##### Text block #####

A cold only lasts a few days, and affects the nose, throat and upper chest.When you have the flu — influenza — it might seem like a cold, but it affects the whole body.
It also lasts much longer, and can make existing medical issues much worse. There are four types of flu virus: A, B, C and D.
C is very minor and not vaccinated against, while D mainly affects cattle. A and B are the ones health officials watch out for.
Should I get a flu injection?
Absolutely — around a quarter of New Zealanders get flu each year, and many of those people won’t feel sick at all, but can still pass the virus on to others.Influenza is not something to be taken lightly — it can be fatal, and it can also make even fit and well people very ill indeed.It is even more dangerous for children and the elderly, and for people with weakened immune systems.In the very worst scenario, a pandemic flu — like bird flu, swine flu or the 1918 Spanish flu — can kill hundreds or even thousands of people.
Don’t you get the flu from a flu injection?
No, you don’t — while the vaccine does contain flu viruses, they are all inactivated so can’t make you sick.
Some people do get muscle aches or headaches as a reaction to the vaccine, but they have not caught the flu.
Do I need an injection every year?
Yes, the protection against flu is not permanent.
Also, a different vaccine is issued each year, depending on what strains of flu are circulating — there is no one flu, there are many different types of flu virus.
The World Health Organisation monitors flu closely — worldwide, there are 3-5million severe flu cases annually and between 290,000 and 650,000 flu-related deaths.

#####

_Actions to take:_
1 - In the flu passage, return everything from "It also lasts" down to "from a flu injection?", copied word for word.
2 - Name every type of flu virus given in the flu passage.

##### Information shown #####

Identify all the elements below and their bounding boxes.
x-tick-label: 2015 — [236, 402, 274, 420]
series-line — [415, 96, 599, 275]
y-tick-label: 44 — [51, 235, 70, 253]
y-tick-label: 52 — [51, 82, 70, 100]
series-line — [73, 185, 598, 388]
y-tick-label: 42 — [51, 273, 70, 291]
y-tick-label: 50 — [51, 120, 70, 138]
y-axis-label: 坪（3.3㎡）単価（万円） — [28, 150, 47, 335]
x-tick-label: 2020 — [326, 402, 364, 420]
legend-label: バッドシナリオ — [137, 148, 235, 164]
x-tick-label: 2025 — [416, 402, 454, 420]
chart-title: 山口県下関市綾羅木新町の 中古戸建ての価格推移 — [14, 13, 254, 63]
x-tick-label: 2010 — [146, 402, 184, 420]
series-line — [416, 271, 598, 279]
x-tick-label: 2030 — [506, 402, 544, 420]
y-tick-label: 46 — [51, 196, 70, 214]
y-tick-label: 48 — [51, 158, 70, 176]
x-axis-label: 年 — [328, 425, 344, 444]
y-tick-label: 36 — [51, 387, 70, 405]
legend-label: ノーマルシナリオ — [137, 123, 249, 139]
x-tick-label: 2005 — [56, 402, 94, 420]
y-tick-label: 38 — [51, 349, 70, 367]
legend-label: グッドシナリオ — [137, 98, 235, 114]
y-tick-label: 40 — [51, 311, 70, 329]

#####

_Exercise answers:_
1 -
It also lasts much longer, and can make existing medical issues much worse. There are four types of flu virus: A, B, C and D.
C is very minor and not vaccinated against, while D mainly affects cattle. A and B are the ones health officials watch out for.
Should I get a flu injection?
Absolutely — around a quarter of New Zealanders get flu each year, and many of those people won’t feel sick at all, but can still pass the virus on to others.Influenza is not something to be taken lightly — it can be fatal, and it can also make even fit and well people very ill indeed.It is even more dangerous for children and the elderly, and for people with weakened immune systems.In the very worst scenario, a pandemic flu — like bird flu, swine flu or the 1918 Spanish flu — can kill hundreds or even thousands of people.
Don’t you get the flu from a flu injection?

2 - A, B, C, D